--- INPUT DATA ---

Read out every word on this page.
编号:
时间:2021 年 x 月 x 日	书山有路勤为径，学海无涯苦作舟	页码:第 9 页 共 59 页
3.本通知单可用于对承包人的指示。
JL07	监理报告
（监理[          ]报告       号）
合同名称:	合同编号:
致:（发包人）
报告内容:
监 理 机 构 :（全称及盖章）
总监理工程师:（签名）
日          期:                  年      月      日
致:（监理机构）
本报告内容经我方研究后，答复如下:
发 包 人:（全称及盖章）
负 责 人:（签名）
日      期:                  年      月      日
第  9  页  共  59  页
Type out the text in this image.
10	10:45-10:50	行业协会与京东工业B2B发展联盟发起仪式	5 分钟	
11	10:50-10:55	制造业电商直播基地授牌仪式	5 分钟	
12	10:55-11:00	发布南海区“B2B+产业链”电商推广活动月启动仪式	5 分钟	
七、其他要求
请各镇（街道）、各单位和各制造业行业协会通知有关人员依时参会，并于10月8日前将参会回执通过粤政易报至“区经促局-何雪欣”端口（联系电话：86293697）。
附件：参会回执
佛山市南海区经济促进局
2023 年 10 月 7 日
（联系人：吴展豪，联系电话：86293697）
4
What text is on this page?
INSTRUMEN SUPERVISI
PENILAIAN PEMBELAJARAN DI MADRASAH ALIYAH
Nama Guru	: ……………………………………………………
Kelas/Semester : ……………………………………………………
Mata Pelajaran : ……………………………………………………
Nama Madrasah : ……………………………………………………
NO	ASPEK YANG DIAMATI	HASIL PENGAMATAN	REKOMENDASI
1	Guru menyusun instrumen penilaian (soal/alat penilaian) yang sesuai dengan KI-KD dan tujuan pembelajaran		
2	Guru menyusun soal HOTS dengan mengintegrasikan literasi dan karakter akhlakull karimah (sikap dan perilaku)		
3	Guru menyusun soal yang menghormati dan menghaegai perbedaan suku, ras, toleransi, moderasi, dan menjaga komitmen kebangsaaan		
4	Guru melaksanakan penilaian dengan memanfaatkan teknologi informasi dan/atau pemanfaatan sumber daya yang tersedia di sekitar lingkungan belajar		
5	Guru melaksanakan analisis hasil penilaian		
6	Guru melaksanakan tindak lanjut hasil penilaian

---

▶ **SET PROBLEM**: Pick out every line of the listing containing the word "soal", and show those lines.

▶ **EXERCISE OUTPUT**:
1	Guru menyusun instrumen penilaian (soal/alat penilaian) yang sesuai dengan KI-KD dan tujuan pembelajaran		
2	Guru menyusun soal HOTS dengan mengintegrasikan literasi dan karakter akhlakull karimah (sikap dan perilaku)		
3	Guru menyusun soal yang menghormati dan menghaegai perbedaan suku, ras, toleransi, moderasi, dan menjaga komitmen kebangsaaan		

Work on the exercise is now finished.